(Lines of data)
------------------------------------------------------------------------
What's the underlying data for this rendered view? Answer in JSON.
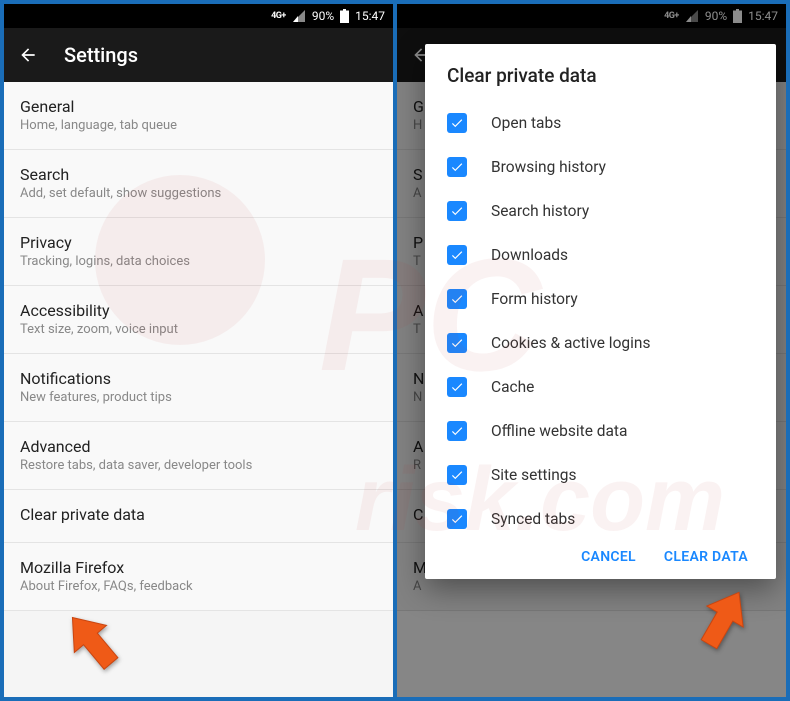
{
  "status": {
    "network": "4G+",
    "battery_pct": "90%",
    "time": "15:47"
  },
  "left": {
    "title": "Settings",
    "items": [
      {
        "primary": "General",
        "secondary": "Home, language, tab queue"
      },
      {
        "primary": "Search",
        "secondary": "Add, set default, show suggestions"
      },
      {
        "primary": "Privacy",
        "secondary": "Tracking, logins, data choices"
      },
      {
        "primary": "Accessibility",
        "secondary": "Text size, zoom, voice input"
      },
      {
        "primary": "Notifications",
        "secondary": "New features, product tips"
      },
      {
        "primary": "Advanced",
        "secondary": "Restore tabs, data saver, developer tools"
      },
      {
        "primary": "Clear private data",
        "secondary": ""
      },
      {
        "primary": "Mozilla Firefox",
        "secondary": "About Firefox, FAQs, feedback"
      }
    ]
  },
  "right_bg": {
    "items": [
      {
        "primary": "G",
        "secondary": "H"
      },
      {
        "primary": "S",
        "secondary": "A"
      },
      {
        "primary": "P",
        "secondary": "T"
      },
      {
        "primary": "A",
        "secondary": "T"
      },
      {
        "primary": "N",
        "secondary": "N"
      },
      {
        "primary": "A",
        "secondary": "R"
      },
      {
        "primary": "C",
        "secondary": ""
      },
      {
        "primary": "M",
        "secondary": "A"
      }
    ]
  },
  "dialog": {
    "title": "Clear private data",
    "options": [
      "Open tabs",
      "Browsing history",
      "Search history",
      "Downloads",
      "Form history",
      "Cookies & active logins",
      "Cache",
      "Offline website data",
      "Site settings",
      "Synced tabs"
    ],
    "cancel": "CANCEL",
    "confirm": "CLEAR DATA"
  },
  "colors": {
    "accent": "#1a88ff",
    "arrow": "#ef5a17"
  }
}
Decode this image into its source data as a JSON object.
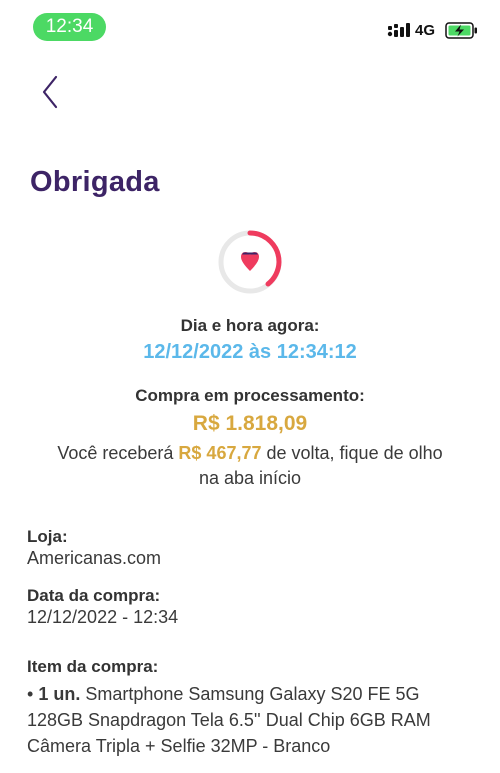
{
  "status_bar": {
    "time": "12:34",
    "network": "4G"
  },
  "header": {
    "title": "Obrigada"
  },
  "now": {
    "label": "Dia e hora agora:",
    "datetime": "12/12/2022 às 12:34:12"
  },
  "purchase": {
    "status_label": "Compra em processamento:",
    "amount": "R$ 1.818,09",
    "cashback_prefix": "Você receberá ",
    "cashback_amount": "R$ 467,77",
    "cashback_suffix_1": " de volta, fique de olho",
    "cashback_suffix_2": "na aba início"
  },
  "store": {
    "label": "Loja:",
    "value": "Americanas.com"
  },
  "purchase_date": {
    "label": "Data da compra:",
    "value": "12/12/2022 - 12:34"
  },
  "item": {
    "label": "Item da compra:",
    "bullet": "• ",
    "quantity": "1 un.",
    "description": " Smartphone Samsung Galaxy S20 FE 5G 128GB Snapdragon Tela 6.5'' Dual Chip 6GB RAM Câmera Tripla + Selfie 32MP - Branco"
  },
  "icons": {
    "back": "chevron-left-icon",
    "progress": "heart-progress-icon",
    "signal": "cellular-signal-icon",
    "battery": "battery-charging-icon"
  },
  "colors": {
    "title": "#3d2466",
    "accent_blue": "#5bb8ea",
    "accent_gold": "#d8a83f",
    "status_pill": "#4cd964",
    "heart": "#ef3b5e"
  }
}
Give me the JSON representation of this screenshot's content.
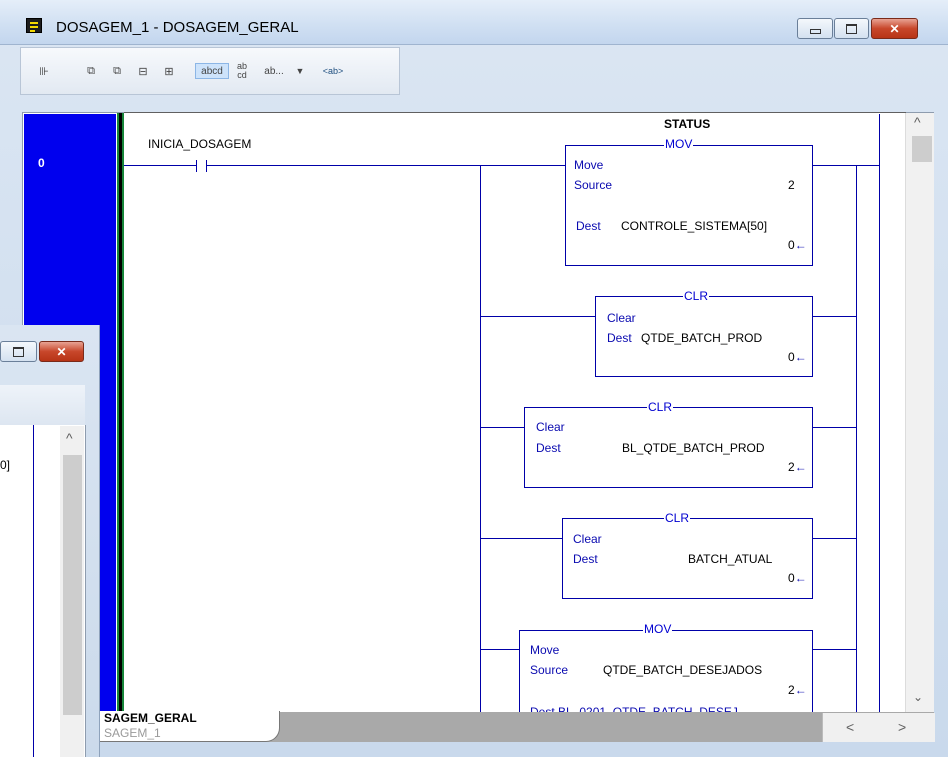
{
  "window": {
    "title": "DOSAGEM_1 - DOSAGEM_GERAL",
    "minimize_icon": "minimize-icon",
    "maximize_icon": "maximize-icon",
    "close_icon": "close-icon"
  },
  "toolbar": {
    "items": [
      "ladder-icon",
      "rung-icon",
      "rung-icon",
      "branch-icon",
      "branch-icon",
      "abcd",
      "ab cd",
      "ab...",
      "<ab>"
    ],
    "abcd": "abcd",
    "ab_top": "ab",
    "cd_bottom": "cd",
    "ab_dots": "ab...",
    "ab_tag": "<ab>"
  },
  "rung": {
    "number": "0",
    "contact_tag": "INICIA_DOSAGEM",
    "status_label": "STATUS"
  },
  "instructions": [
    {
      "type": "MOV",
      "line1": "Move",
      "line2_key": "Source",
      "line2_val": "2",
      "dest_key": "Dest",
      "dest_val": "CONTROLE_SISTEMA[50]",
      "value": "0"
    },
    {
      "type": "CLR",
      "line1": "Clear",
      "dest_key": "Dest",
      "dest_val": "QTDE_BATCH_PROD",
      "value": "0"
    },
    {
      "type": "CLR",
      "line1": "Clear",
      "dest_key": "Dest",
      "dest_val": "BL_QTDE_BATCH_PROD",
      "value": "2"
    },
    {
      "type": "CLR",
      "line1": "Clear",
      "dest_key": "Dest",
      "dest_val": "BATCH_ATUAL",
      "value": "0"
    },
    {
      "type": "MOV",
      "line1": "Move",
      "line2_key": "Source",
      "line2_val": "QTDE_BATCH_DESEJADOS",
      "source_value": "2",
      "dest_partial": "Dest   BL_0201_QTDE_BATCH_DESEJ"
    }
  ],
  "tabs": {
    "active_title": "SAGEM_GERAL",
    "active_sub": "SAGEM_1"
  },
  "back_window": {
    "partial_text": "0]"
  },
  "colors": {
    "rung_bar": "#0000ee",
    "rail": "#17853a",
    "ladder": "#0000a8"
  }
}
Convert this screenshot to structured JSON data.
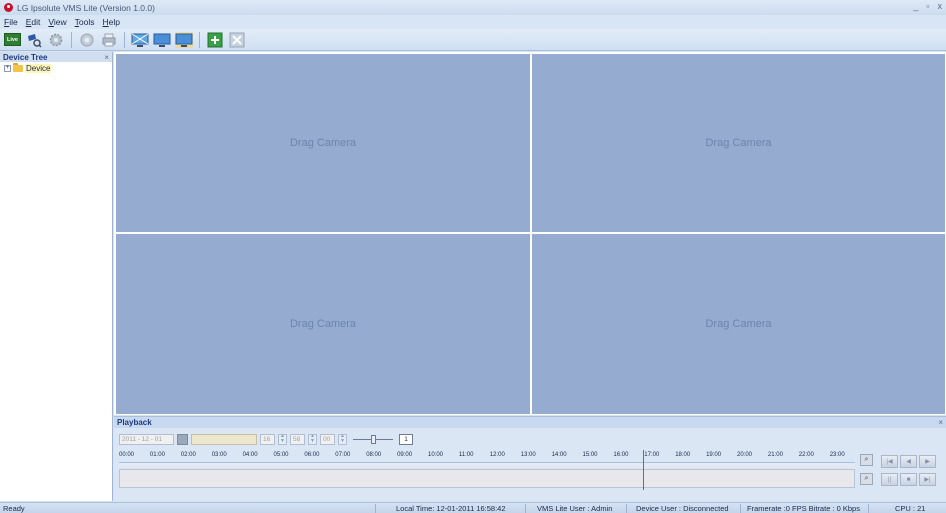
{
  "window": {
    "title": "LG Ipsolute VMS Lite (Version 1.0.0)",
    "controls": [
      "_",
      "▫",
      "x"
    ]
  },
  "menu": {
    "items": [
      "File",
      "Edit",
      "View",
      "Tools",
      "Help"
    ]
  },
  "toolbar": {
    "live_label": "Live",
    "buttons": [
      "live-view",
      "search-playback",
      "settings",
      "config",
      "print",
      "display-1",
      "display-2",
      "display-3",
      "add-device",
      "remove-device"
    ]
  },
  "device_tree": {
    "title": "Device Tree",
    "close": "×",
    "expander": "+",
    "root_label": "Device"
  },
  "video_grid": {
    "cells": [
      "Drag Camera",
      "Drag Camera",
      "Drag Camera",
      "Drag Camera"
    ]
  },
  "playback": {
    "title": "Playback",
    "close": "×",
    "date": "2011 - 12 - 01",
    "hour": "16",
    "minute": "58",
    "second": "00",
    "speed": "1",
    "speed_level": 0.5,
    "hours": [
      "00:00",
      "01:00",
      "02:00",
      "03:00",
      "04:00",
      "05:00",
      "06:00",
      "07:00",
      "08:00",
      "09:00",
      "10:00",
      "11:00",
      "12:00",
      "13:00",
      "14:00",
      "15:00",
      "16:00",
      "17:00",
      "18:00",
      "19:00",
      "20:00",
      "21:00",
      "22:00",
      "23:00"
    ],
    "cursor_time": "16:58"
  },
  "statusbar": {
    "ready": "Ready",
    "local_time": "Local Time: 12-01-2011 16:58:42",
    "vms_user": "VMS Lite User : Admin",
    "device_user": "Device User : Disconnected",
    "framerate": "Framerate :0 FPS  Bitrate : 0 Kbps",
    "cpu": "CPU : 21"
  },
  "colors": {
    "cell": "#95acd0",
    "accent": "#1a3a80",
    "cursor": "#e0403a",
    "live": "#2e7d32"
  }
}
------------------------------------------------------------------------
Stated task:
The records above must be echoed exactly, minus their pictures.

The solution:
What's the underlying data for this rendered view? Answer in JSON.
{
  "status": {
    "network": "4G+",
    "battery_pct": "90%",
    "time": "15:47"
  },
  "left": {
    "title": "Settings",
    "items": [
      {
        "primary": "General",
        "secondary": "Home, language, tab queue"
      },
      {
        "primary": "Search",
        "secondary": "Add, set default, show suggestions"
      },
      {
        "primary": "Privacy",
        "secondary": "Tracking, logins, data choices"
      },
      {
        "primary": "Accessibility",
        "secondary": "Text size, zoom, voice input"
      },
      {
        "primary": "Notifications",
        "secondary": "New features, product tips"
      },
      {
        "primary": "Advanced",
        "secondary": "Restore tabs, data saver, developer tools"
      },
      {
        "primary": "Clear private data",
        "secondary": ""
      },
      {
        "primary": "Mozilla Firefox",
        "secondary": "About Firefox, FAQs, feedback"
      }
    ]
  },
  "right_bg": {
    "items": [
      {
        "primary": "G",
        "secondary": "H"
      },
      {
        "primary": "S",
        "secondary": "A"
      },
      {
        "primary": "P",
        "secondary": "T"
      },
      {
        "primary": "A",
        "secondary": "T"
      },
      {
        "primary": "N",
        "secondary": "N"
      },
      {
        "primary": "A",
        "secondary": "R"
      },
      {
        "primary": "C",
        "secondary": ""
      },
      {
        "primary": "M",
        "secondary": "A"
      }
    ]
  },
  "dialog": {
    "title": "Clear private data",
    "options": [
      "Open tabs",
      "Browsing history",
      "Search history",
      "Downloads",
      "Form history",
      "Cookies & active logins",
      "Cache",
      "Offline website data",
      "Site settings",
      "Synced tabs"
    ],
    "cancel": "CANCEL",
    "confirm": "CLEAR DATA"
  },
  "colors": {
    "accent": "#1a88ff",
    "arrow": "#ef5a17"
  }
}
Decode this image into its source data as a JSON object.
{
  "status_bar": {
    "time": "12:34",
    "network": "4G"
  },
  "header": {
    "title": "Obrigada"
  },
  "now": {
    "label": "Dia e hora agora:",
    "datetime": "12/12/2022 às 12:34:12"
  },
  "purchase": {
    "status_label": "Compra em processamento:",
    "amount": "R$ 1.818,09",
    "cashback_prefix": "Você receberá ",
    "cashback_amount": "R$ 467,77",
    "cashback_suffix_1": " de volta, fique de olho",
    "cashback_suffix_2": "na aba início"
  },
  "store": {
    "label": "Loja:",
    "value": "Americanas.com"
  },
  "purchase_date": {
    "label": "Data da compra:",
    "value": "12/12/2022 - 12:34"
  },
  "item": {
    "label": "Item da compra:",
    "bullet": "• ",
    "quantity": "1 un.",
    "description": " Smartphone Samsung Galaxy S20 FE 5G 128GB Snapdragon Tela 6.5'' Dual Chip 6GB RAM Câmera Tripla + Selfie 32MP - Branco"
  },
  "icons": {
    "back": "chevron-left-icon",
    "progress": "heart-progress-icon",
    "signal": "cellular-signal-icon",
    "battery": "battery-charging-icon"
  },
  "colors": {
    "title": "#3d2466",
    "accent_blue": "#5bb8ea",
    "accent_gold": "#d8a83f",
    "status_pill": "#4cd964",
    "heart": "#ef3b5e"
  }
}
Give me the JSON representation of this screenshot's content.
{
  "window": {
    "title": "DOSAGEM_1 - DOSAGEM_GERAL",
    "minimize_icon": "minimize-icon",
    "maximize_icon": "maximize-icon",
    "close_icon": "close-icon"
  },
  "toolbar": {
    "items": [
      "ladder-icon",
      "rung-icon",
      "rung-icon",
      "branch-icon",
      "branch-icon",
      "abcd",
      "ab cd",
      "ab...",
      "<ab>"
    ],
    "abcd": "abcd",
    "ab_top": "ab",
    "cd_bottom": "cd",
    "ab_dots": "ab...",
    "ab_tag": "<ab>"
  },
  "rung": {
    "number": "0",
    "contact_tag": "INICIA_DOSAGEM",
    "status_label": "STATUS"
  },
  "instructions": [
    {
      "type": "MOV",
      "line1": "Move",
      "line2_key": "Source",
      "line2_val": "2",
      "dest_key": "Dest",
      "dest_val": "CONTROLE_SISTEMA[50]",
      "value": "0"
    },
    {
      "type": "CLR",
      "line1": "Clear",
      "dest_key": "Dest",
      "dest_val": "QTDE_BATCH_PROD",
      "value": "0"
    },
    {
      "type": "CLR",
      "line1": "Clear",
      "dest_key": "Dest",
      "dest_val": "BL_QTDE_BATCH_PROD",
      "value": "2"
    },
    {
      "type": "CLR",
      "line1": "Clear",
      "dest_key": "Dest",
      "dest_val": "BATCH_ATUAL",
      "value": "0"
    },
    {
      "type": "MOV",
      "line1": "Move",
      "line2_key": "Source",
      "line2_val": "QTDE_BATCH_DESEJADOS",
      "source_value": "2",
      "dest_partial": "Dest   BL_0201_QTDE_BATCH_DESEJ"
    }
  ],
  "tabs": {
    "active_title": "SAGEM_GERAL",
    "active_sub": "SAGEM_1"
  },
  "back_window": {
    "partial_text": "0]"
  },
  "colors": {
    "rung_bar": "#0000ee",
    "rail": "#17853a",
    "ladder": "#0000a8"
  }
}
Convert this screenshot to structured JSON data.
{
  "window": {
    "title": "LG Ipsolute VMS Lite (Version 1.0.0)",
    "controls": [
      "_",
      "▫",
      "x"
    ]
  },
  "menu": {
    "items": [
      "File",
      "Edit",
      "View",
      "Tools",
      "Help"
    ]
  },
  "toolbar": {
    "live_label": "Live",
    "buttons": [
      "live-view",
      "search-playback",
      "settings",
      "config",
      "print",
      "display-1",
      "display-2",
      "display-3",
      "add-device",
      "remove-device"
    ]
  },
  "device_tree": {
    "title": "Device Tree",
    "close": "×",
    "expander": "+",
    "root_label": "Device"
  },
  "video_grid": {
    "cells": [
      "Drag Camera",
      "Drag Camera",
      "Drag Camera",
      "Drag Camera"
    ]
  },
  "playback": {
    "title": "Playback",
    "close": "×",
    "date": "2011 - 12 - 01",
    "hour": "16",
    "minute": "58",
    "second": "00",
    "speed": "1",
    "speed_level": 0.5,
    "hours": [
      "00:00",
      "01:00",
      "02:00",
      "03:00",
      "04:00",
      "05:00",
      "06:00",
      "07:00",
      "08:00",
      "09:00",
      "10:00",
      "11:00",
      "12:00",
      "13:00",
      "14:00",
      "15:00",
      "16:00",
      "17:00",
      "18:00",
      "19:00",
      "20:00",
      "21:00",
      "22:00",
      "23:00"
    ],
    "cursor_time": "16:58"
  },
  "statusbar": {
    "ready": "Ready",
    "local_time": "Local Time: 12-01-2011 16:58:42",
    "vms_user": "VMS Lite User : Admin",
    "device_user": "Device User : Disconnected",
    "framerate": "Framerate :0 FPS  Bitrate : 0 Kbps",
    "cpu": "CPU : 21"
  },
  "colors": {
    "cell": "#95acd0",
    "accent": "#1a3a80",
    "cursor": "#e0403a",
    "live": "#2e7d32"
  }
}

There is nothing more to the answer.